(Data listing)

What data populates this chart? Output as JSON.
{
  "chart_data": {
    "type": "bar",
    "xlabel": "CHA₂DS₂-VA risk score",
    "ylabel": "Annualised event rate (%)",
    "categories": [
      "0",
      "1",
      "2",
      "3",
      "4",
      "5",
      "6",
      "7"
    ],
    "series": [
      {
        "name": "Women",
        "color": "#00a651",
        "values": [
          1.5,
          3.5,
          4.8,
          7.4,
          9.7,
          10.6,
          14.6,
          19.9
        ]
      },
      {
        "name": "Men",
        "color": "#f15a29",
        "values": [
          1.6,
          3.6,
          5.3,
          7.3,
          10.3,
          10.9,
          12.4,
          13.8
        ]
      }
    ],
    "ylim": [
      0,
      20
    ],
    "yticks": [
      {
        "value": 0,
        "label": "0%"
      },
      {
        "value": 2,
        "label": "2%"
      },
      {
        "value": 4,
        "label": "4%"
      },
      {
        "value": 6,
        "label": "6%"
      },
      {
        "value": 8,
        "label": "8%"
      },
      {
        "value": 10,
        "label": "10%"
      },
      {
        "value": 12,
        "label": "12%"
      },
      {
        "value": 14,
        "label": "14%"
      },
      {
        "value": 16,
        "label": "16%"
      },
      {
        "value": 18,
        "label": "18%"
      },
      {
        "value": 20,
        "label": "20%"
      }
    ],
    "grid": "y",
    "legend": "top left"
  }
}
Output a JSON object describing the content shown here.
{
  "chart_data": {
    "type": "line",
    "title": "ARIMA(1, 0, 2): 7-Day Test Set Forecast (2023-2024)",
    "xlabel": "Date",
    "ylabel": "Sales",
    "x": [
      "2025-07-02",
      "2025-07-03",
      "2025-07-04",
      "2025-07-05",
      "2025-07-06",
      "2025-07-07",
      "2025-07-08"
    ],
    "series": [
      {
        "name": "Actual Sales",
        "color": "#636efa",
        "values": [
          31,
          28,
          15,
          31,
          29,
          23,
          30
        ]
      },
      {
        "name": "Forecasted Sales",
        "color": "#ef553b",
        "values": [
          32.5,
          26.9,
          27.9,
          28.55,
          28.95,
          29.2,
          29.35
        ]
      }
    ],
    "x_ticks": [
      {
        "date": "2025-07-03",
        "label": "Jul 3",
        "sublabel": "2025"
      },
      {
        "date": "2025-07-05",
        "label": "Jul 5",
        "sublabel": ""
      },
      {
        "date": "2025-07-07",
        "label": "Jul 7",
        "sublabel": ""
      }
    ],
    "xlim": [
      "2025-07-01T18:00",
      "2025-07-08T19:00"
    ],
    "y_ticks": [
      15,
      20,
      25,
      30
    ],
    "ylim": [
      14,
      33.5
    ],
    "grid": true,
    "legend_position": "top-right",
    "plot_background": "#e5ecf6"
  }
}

GIVEN PROBLEM:
Note every line above where the string "JSON" shows up, and copy those lines.

COMPLETED TASK:
What data populates this chart? Output as JSON.
Output a JSON object describing the content shown here.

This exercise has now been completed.